The request
List each line in which the string "古今预测案例" appears.

(Collected data entries)
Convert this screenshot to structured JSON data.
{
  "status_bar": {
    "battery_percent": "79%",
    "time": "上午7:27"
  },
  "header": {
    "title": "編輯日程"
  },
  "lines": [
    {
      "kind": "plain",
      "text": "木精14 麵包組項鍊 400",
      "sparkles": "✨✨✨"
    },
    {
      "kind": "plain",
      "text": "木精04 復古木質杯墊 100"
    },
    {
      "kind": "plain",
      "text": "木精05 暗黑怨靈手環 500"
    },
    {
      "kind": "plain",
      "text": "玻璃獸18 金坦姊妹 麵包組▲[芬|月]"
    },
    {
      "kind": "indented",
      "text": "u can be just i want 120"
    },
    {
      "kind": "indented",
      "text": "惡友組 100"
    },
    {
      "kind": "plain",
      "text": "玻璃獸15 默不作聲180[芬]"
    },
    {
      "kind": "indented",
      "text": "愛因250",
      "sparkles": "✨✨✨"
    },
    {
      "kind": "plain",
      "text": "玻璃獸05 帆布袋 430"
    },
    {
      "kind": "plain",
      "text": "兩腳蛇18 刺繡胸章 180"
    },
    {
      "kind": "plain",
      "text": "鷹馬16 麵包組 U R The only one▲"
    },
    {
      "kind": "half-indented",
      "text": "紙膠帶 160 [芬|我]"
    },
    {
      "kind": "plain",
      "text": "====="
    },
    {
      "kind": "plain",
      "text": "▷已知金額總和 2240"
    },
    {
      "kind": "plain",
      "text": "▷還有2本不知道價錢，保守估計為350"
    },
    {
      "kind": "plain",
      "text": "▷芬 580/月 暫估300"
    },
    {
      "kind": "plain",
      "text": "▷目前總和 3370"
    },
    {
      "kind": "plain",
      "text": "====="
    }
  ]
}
---
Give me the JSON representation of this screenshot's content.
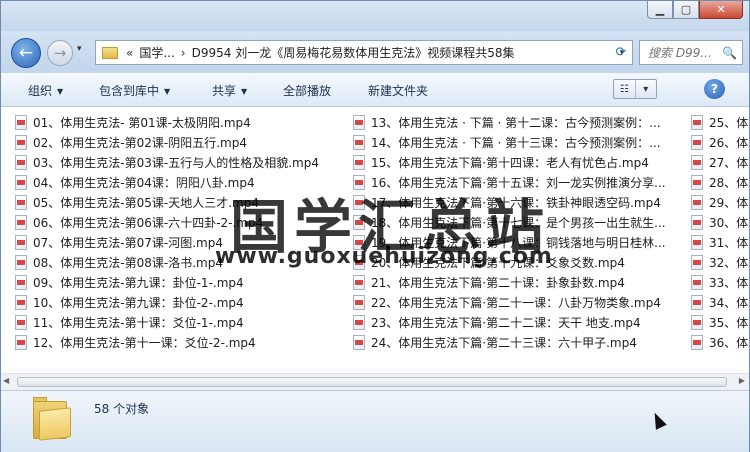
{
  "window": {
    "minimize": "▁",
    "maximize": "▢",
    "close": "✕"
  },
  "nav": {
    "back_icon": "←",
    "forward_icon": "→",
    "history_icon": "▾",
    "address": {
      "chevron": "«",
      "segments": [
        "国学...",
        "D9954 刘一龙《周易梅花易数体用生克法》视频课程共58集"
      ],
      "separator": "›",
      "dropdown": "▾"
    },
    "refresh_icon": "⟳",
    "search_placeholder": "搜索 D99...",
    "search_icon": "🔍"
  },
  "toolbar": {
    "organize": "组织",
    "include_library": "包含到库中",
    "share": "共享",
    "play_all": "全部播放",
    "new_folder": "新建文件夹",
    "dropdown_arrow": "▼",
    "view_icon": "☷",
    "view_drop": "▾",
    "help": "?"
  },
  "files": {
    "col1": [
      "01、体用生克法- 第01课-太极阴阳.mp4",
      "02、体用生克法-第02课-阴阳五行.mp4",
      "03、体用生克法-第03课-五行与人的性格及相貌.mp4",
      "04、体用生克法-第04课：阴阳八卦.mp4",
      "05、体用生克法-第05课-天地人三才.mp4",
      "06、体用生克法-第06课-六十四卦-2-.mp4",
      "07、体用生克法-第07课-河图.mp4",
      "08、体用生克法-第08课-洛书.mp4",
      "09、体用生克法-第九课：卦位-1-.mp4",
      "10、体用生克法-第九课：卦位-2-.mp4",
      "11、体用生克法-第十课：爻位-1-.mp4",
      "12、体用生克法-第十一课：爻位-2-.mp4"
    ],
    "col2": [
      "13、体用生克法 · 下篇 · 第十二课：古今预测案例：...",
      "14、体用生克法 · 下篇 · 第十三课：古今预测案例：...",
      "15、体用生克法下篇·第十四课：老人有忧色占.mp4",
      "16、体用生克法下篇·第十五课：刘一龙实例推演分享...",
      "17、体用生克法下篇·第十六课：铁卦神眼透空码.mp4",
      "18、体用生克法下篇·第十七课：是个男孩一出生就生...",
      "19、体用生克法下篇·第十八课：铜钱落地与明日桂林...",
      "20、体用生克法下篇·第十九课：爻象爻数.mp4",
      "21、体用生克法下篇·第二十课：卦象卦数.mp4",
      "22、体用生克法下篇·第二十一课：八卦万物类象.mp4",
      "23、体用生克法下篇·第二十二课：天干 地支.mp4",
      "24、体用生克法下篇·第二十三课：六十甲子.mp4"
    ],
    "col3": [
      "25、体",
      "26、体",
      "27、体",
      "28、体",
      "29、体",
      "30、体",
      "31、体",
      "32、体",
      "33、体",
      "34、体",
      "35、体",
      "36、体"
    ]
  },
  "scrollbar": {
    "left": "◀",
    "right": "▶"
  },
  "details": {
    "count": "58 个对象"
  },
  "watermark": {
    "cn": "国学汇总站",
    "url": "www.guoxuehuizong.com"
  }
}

Response
      "13、体用生克法 · 下篇 · 第十二课：古今预测案例：...",
      "14、体用生克法 · 下篇 · 第十三课：古今预测案例：...",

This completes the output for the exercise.